## WRITTEN INSTRUCTION:
Sift the material for lines containing "measures", and return them.
== GIVEN DATA ==
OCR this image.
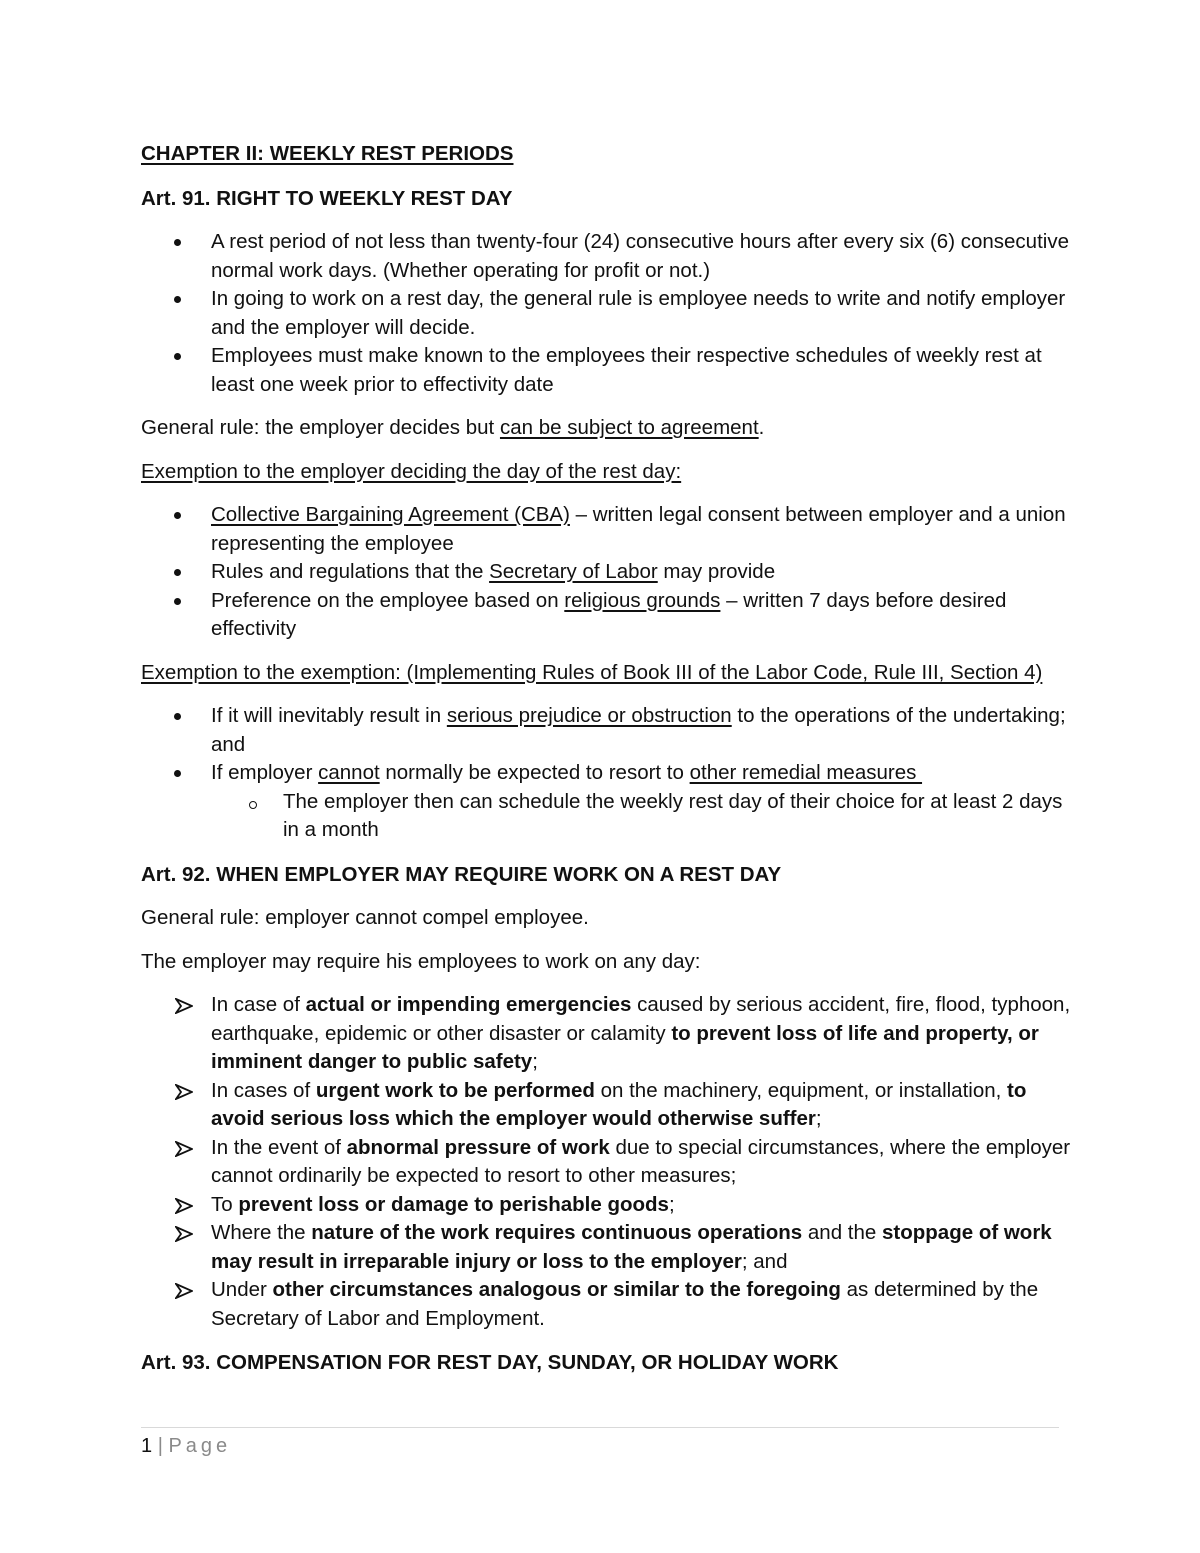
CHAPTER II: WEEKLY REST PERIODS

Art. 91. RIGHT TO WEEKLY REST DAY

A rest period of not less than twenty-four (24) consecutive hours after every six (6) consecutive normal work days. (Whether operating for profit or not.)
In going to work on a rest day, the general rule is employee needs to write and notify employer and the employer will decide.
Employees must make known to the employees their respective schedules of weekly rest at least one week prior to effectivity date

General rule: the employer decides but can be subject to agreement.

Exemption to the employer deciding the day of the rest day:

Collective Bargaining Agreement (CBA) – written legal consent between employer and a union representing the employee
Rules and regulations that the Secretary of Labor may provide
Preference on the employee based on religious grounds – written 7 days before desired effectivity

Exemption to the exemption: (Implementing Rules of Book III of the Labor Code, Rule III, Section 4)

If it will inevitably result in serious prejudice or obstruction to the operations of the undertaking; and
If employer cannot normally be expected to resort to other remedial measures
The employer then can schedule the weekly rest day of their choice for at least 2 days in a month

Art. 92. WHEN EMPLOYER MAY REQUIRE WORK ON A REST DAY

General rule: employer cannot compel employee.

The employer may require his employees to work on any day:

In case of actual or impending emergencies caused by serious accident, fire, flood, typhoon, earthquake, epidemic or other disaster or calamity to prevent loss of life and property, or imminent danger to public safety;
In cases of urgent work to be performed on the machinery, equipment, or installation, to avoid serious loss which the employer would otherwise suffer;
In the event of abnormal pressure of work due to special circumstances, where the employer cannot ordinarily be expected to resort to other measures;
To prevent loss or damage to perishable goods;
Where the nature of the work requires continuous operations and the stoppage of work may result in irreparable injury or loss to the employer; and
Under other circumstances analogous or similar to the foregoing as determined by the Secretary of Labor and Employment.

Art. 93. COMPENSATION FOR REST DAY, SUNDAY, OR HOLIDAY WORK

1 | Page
===
== GIVEN DATA ==
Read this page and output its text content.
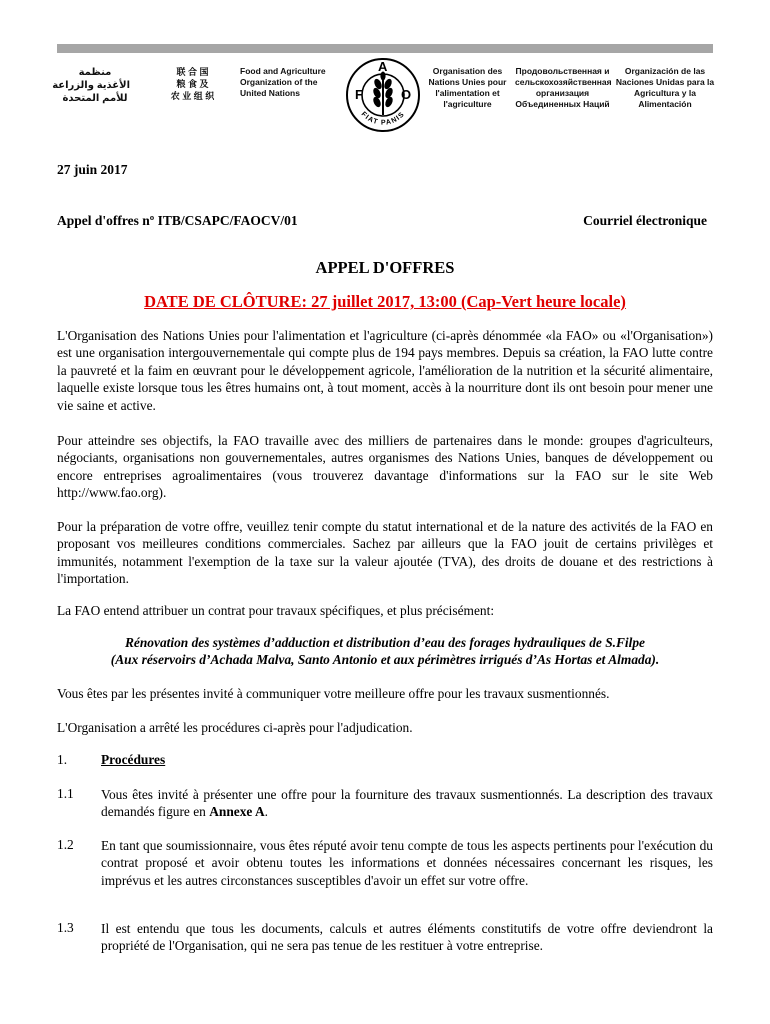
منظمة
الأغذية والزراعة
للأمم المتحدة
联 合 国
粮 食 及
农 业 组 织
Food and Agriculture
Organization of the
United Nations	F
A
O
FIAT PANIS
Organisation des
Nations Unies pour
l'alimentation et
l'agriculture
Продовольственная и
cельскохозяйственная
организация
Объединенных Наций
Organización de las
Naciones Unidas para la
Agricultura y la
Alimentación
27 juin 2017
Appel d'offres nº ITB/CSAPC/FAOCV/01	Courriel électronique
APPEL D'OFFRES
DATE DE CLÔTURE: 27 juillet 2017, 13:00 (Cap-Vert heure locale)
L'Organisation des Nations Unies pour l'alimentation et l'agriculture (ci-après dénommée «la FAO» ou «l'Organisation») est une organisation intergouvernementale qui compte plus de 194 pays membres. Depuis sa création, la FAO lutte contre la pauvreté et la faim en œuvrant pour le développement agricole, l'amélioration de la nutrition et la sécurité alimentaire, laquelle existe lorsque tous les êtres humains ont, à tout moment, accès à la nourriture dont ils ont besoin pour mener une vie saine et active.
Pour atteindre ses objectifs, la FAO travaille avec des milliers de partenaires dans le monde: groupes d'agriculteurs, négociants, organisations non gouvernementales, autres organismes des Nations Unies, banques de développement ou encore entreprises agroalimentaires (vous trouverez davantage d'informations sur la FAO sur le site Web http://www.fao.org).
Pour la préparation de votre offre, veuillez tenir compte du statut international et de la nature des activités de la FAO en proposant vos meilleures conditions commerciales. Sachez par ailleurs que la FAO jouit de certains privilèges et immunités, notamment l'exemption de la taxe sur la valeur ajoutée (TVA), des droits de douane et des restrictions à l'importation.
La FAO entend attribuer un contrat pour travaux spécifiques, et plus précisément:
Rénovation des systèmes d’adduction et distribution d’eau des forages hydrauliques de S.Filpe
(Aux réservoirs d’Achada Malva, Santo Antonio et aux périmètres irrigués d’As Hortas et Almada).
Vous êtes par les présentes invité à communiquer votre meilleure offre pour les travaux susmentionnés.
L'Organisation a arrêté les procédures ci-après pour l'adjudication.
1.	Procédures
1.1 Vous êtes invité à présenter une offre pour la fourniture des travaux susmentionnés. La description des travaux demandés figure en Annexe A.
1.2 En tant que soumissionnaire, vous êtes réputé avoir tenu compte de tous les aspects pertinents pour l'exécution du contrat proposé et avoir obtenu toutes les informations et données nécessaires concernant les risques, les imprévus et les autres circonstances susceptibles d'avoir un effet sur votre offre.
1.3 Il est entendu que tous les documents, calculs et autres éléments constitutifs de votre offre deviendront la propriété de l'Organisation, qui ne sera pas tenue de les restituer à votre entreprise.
===
## OUTPUT OF THE EXERCISE:
If employer cannot normally be expected to resort to other remedial measures
In the event of abnormal pressure of work due to special circumstances, where the employer cannot ordinarily be expected to resort to other measures;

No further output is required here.